(Dataset rows)
"""
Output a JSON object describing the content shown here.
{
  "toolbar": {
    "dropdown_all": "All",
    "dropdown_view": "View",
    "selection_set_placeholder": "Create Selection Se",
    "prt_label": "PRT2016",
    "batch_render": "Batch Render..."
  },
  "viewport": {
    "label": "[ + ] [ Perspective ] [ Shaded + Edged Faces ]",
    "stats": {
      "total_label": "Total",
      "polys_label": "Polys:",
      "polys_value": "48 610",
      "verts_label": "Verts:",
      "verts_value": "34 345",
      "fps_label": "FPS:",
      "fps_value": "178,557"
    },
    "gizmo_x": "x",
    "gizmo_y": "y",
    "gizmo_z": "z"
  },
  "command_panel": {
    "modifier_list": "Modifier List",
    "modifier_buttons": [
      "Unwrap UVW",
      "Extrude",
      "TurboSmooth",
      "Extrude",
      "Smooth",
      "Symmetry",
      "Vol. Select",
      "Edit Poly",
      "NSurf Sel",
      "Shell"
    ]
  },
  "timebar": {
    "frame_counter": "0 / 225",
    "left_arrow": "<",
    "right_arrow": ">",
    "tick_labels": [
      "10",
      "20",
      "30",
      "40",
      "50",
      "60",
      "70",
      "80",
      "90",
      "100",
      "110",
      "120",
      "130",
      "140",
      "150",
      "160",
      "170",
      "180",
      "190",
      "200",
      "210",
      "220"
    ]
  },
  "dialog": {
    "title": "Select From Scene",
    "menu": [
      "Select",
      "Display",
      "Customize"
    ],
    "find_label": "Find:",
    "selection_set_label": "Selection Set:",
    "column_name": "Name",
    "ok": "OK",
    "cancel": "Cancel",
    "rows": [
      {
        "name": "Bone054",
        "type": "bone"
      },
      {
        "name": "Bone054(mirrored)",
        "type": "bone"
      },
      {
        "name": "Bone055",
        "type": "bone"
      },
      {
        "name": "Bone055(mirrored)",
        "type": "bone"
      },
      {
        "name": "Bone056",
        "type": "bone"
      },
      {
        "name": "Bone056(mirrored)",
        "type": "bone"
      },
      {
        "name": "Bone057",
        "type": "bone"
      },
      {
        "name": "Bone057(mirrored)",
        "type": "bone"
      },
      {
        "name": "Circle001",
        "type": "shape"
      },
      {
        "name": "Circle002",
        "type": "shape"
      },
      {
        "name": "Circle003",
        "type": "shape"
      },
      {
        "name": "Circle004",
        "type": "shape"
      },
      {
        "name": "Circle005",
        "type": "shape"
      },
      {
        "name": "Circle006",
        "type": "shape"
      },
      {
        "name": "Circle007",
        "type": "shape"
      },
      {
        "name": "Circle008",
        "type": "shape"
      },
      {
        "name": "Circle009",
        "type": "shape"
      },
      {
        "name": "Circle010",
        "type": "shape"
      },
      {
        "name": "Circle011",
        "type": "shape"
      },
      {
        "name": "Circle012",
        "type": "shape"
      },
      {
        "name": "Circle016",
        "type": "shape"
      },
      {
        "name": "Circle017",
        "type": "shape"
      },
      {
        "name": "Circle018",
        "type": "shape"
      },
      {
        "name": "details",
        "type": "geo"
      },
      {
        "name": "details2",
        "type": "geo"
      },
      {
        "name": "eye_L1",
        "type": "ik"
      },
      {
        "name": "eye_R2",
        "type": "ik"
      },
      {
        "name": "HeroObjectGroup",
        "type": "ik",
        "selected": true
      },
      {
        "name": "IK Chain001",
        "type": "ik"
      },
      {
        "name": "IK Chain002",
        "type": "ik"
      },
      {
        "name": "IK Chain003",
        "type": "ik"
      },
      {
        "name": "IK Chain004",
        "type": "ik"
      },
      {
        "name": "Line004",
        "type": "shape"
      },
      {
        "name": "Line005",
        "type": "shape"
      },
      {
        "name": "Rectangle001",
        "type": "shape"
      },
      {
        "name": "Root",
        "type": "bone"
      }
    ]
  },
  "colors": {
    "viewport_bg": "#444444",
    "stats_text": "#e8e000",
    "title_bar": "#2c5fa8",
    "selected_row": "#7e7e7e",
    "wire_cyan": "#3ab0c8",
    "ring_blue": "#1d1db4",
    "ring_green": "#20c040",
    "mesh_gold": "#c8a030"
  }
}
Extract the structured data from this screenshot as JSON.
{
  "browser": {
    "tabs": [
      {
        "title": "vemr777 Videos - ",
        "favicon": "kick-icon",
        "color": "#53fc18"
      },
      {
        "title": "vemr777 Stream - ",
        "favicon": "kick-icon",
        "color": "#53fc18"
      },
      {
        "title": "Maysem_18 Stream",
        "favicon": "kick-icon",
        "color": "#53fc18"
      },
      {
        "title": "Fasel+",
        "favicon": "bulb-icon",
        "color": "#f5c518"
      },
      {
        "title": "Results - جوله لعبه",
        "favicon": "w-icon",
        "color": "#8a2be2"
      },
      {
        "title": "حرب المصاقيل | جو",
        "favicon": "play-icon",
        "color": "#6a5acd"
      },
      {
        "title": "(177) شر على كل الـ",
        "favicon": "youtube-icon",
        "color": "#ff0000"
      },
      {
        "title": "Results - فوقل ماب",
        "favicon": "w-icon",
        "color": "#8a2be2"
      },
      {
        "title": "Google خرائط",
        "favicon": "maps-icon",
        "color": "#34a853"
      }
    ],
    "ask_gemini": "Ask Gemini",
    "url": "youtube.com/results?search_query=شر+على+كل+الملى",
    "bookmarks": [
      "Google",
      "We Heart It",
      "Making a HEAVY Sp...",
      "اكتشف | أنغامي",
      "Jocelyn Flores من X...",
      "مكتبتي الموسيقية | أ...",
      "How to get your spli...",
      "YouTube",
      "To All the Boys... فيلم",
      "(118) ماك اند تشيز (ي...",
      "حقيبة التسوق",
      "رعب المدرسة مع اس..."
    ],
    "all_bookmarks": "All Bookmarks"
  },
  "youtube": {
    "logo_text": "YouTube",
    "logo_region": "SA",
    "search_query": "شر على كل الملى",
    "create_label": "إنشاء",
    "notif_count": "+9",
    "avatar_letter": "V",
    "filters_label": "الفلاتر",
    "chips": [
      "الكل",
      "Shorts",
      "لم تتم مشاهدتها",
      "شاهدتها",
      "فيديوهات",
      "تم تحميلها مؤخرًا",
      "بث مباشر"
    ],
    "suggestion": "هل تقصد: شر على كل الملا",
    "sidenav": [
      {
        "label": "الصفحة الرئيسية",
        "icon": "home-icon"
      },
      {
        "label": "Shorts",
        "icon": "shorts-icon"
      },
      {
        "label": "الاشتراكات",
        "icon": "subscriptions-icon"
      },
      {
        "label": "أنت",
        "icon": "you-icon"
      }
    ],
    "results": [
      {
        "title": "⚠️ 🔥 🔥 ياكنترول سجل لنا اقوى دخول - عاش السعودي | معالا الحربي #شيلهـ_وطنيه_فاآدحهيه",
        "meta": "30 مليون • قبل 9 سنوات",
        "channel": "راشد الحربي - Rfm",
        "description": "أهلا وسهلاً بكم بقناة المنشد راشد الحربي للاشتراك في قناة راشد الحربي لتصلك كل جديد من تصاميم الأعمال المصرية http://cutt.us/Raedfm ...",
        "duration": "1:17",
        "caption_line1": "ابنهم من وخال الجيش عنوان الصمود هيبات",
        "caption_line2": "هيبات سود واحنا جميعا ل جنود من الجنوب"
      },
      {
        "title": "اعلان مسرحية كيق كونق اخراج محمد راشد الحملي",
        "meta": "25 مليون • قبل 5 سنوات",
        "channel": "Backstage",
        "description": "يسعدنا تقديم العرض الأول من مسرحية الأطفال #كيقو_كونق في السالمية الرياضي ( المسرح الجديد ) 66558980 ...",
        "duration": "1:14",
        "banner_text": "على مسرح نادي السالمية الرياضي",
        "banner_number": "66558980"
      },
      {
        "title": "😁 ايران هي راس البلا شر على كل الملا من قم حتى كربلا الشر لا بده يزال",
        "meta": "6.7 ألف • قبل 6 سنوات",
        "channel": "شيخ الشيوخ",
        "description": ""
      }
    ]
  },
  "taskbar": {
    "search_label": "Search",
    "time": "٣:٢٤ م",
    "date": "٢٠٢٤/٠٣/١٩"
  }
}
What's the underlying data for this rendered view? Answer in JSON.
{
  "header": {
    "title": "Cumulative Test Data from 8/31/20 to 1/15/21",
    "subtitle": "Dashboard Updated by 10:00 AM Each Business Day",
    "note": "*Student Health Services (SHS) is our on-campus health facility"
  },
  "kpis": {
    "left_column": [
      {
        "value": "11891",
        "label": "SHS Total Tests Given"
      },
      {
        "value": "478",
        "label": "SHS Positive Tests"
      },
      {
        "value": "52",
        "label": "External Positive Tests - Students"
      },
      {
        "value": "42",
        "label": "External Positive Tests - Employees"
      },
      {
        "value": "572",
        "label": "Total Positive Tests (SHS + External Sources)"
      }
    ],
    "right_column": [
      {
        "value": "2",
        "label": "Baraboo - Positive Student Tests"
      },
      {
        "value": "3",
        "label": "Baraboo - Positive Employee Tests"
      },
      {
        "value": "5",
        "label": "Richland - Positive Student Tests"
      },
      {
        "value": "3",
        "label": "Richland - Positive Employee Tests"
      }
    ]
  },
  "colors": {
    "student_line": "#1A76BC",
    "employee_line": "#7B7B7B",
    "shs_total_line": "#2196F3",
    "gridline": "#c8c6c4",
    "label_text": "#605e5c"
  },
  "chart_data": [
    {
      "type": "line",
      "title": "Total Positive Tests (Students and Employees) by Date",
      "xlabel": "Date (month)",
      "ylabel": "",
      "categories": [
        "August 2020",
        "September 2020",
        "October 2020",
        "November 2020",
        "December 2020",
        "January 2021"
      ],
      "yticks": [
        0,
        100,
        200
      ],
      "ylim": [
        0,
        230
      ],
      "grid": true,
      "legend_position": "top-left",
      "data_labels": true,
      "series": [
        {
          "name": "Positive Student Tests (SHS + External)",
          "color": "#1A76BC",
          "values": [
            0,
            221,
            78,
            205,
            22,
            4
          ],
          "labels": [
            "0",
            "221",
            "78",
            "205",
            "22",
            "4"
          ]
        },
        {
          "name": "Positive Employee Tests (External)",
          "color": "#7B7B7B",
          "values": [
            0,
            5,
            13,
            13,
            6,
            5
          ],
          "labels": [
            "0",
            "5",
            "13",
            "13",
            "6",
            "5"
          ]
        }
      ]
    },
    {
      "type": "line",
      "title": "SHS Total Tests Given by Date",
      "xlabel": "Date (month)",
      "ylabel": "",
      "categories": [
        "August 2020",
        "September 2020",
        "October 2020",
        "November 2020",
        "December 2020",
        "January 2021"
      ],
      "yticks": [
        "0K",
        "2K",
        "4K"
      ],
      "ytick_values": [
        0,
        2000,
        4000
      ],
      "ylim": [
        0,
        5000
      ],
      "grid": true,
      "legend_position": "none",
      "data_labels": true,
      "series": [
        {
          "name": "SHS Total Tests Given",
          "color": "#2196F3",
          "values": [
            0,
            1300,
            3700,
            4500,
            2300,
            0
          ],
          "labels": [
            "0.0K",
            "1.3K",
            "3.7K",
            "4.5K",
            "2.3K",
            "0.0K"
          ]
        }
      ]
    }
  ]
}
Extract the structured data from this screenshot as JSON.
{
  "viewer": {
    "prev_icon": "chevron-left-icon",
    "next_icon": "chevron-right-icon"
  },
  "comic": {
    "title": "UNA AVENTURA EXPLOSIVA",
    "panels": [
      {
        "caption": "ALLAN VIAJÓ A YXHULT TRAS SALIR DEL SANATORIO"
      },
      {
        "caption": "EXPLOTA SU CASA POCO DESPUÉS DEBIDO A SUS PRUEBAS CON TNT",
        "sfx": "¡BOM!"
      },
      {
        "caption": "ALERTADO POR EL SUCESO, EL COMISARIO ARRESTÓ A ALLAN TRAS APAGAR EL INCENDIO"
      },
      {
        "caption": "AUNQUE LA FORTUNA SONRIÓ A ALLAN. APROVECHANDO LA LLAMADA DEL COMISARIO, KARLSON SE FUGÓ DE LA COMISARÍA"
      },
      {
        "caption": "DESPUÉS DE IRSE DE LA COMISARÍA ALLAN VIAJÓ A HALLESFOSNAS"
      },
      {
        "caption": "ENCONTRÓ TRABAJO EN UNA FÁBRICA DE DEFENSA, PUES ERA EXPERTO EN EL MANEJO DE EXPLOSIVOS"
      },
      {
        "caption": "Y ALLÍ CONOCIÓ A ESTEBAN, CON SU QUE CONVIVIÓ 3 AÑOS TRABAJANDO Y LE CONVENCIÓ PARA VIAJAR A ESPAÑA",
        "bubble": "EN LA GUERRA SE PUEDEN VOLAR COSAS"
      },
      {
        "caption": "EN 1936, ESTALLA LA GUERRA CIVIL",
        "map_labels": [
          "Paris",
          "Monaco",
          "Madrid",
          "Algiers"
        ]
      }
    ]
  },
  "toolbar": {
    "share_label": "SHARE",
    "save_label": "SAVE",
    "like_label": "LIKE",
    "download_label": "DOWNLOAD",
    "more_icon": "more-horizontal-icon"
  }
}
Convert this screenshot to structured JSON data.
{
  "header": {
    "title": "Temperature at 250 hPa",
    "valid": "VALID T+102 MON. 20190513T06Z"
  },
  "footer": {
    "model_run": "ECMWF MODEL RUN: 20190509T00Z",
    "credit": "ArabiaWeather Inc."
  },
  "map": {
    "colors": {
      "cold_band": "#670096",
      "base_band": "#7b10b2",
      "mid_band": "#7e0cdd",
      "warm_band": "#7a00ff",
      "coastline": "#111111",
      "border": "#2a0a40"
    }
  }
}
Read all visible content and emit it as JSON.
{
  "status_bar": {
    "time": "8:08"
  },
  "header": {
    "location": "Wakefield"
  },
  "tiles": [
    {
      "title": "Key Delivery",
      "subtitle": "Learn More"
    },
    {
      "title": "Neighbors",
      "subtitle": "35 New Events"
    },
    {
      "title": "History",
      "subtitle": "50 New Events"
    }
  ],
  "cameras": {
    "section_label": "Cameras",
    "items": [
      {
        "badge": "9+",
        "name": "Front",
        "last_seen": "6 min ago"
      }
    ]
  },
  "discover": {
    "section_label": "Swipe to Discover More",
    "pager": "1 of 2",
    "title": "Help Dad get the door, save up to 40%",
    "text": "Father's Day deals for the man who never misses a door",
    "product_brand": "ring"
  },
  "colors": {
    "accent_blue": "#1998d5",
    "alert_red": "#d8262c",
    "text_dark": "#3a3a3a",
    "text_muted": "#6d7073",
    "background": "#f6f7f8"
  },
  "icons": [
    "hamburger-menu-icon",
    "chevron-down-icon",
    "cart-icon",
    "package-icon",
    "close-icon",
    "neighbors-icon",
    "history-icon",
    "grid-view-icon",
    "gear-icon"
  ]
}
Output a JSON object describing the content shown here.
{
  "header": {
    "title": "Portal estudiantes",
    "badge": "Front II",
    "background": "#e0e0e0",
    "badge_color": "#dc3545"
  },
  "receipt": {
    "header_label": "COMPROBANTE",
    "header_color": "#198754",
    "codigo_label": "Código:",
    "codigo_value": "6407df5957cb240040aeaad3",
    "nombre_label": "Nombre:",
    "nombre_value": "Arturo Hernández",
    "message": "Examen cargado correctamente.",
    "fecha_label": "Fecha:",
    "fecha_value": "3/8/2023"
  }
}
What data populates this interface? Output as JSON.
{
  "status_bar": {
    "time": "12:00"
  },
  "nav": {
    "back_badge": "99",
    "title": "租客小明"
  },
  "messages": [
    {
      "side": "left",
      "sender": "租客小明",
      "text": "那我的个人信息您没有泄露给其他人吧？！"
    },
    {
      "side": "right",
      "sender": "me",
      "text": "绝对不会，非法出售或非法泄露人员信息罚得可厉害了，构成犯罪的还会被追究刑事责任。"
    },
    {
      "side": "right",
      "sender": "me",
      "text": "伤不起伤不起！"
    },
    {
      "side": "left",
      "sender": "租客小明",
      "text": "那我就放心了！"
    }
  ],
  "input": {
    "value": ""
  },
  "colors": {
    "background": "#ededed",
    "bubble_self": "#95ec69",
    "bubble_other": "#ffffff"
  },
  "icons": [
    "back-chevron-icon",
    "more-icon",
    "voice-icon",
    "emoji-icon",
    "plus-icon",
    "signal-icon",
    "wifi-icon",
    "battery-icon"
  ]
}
"""
= Your goal =
Copy all lines from the material that hold "JSON".

= Answer for the task =
Output a JSON object describing the content shown here.
Extract the structured data from this screenshot as JSON.
What's the underlying data for this rendered view? Answer in JSON.
Extract the structured data from this screenshot as JSON.
Convert this screenshot to structured JSON data.
Read all visible content and emit it as JSON.
Output a JSON object describing the content shown here.
What data populates this interface? Output as JSON.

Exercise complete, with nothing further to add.